__Input for this task__.
------------------------
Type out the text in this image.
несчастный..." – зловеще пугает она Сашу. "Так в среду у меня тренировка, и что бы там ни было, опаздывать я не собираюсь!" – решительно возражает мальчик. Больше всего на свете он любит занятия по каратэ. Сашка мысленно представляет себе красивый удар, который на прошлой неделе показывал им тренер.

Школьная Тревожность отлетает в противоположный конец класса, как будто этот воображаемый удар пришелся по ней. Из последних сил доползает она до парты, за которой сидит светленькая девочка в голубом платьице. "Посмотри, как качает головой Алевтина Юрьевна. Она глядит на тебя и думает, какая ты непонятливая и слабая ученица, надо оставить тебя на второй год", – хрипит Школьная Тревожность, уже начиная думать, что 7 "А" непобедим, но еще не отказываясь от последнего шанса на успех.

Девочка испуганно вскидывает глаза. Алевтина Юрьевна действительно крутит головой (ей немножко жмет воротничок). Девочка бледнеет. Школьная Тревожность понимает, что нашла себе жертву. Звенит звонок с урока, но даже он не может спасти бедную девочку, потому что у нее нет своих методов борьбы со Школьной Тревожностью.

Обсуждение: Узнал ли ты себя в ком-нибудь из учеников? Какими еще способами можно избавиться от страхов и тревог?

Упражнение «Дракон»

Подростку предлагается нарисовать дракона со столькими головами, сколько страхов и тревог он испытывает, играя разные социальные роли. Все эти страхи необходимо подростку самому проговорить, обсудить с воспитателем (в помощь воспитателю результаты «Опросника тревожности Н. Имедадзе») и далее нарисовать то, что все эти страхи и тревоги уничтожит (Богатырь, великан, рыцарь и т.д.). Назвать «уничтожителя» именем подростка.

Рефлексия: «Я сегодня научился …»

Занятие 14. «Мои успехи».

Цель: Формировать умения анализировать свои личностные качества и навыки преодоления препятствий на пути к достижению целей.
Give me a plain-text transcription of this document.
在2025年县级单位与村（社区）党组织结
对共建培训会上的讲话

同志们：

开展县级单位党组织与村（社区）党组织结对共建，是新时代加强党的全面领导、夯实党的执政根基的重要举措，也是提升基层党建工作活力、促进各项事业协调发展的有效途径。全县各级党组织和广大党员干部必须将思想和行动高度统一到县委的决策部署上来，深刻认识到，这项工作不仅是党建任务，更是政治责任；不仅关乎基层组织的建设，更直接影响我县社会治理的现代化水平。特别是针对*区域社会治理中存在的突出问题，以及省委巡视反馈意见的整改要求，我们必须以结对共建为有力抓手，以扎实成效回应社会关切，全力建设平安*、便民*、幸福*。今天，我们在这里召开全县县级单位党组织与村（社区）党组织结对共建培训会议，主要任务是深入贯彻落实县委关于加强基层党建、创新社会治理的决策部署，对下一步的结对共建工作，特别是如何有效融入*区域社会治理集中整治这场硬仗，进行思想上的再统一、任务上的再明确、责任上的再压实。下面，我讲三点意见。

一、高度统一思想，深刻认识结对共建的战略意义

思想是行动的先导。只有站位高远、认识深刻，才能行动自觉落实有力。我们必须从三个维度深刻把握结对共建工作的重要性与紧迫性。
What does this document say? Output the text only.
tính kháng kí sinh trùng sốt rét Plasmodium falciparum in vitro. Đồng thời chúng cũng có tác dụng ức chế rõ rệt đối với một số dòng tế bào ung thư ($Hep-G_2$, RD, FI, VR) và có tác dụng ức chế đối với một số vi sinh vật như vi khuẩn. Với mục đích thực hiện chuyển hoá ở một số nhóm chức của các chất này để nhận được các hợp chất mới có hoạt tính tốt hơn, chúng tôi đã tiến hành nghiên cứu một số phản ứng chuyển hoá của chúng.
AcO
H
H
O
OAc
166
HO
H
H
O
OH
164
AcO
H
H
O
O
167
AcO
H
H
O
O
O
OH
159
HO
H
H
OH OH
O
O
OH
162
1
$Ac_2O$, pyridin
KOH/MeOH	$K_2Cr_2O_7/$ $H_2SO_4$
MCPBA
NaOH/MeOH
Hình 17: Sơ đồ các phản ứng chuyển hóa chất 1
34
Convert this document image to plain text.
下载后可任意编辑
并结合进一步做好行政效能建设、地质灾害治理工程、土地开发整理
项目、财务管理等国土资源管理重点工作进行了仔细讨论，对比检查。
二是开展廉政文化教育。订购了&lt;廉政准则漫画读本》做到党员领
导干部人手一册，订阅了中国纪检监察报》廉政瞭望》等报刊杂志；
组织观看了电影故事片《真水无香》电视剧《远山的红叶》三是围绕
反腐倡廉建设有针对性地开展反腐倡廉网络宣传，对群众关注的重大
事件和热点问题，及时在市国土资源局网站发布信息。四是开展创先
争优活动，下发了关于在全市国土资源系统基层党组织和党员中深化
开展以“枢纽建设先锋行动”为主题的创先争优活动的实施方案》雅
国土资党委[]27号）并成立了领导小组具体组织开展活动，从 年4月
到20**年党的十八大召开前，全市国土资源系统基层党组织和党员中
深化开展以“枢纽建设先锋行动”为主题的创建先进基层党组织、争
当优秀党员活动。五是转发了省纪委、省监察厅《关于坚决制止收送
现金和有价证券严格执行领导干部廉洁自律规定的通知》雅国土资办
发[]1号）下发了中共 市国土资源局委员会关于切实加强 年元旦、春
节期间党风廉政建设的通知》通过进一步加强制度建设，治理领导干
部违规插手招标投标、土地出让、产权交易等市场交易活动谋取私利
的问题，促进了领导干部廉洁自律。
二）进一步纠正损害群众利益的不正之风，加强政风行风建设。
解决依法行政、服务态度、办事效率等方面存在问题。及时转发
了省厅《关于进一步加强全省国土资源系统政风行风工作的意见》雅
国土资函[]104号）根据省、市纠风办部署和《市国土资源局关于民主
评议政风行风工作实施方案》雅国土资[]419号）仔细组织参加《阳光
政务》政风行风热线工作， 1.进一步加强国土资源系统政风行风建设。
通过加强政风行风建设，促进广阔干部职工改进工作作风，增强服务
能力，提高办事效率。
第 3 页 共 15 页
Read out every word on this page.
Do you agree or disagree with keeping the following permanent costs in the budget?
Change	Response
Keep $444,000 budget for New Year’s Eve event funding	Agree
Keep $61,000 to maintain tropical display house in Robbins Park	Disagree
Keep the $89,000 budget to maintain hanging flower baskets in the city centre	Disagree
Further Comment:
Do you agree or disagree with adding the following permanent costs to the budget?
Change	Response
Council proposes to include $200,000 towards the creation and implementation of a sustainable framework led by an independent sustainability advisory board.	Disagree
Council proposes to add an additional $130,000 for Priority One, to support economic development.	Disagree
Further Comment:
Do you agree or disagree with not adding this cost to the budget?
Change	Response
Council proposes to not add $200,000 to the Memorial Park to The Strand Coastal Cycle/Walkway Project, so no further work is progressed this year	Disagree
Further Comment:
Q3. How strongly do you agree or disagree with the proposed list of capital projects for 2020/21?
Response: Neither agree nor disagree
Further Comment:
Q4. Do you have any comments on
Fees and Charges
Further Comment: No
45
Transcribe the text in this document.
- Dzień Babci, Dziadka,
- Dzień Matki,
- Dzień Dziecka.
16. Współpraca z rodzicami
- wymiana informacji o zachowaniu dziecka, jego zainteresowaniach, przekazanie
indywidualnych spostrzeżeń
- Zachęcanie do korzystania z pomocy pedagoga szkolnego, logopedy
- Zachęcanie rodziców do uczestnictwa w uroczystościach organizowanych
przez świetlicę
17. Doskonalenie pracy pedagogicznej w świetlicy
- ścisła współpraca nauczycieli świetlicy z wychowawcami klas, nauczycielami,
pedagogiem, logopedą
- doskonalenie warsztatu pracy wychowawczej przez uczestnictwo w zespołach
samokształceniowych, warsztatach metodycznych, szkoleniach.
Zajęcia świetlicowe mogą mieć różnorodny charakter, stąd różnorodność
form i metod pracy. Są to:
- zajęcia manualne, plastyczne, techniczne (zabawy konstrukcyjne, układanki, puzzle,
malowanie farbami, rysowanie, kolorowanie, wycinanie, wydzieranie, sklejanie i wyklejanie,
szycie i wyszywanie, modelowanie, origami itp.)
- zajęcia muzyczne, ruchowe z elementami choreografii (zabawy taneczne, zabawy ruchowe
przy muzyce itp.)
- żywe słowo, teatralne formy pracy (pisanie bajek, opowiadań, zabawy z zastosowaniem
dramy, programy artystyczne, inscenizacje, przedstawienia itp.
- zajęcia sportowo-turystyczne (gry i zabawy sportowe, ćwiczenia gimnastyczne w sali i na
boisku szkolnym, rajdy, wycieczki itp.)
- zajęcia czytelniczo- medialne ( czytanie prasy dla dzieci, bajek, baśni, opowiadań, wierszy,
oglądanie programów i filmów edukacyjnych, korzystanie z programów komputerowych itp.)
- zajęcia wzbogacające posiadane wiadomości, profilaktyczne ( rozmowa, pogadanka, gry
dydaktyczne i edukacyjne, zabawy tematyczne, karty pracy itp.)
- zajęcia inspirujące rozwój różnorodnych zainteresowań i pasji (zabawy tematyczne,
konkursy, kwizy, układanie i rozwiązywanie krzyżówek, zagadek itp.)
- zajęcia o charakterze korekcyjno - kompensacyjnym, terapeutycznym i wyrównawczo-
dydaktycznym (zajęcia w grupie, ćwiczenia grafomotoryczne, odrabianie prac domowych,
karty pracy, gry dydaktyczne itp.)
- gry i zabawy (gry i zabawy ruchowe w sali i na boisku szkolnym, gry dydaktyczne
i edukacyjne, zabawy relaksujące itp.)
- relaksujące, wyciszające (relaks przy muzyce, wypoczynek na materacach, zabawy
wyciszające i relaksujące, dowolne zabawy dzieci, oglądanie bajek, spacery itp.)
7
------------------------
__Task description__. Among the entries above, identify all lines with "pracy" and copy them.

__Final result__.
17. Doskonalenie pracy pedagogicznej w świetlicy
- doskonalenie warsztatu pracy wychowawczej przez uczestnictwo w zespołach
form i metod pracy. Są to:
- żywe słowo, teatralne formy pracy (pisanie bajek, opowiadań, zabawy z zastosowaniem
dydaktyczne i edukacyjne, zabawy tematyczne, karty pracy itp.)
karty pracy, gry dydaktyczne itp.)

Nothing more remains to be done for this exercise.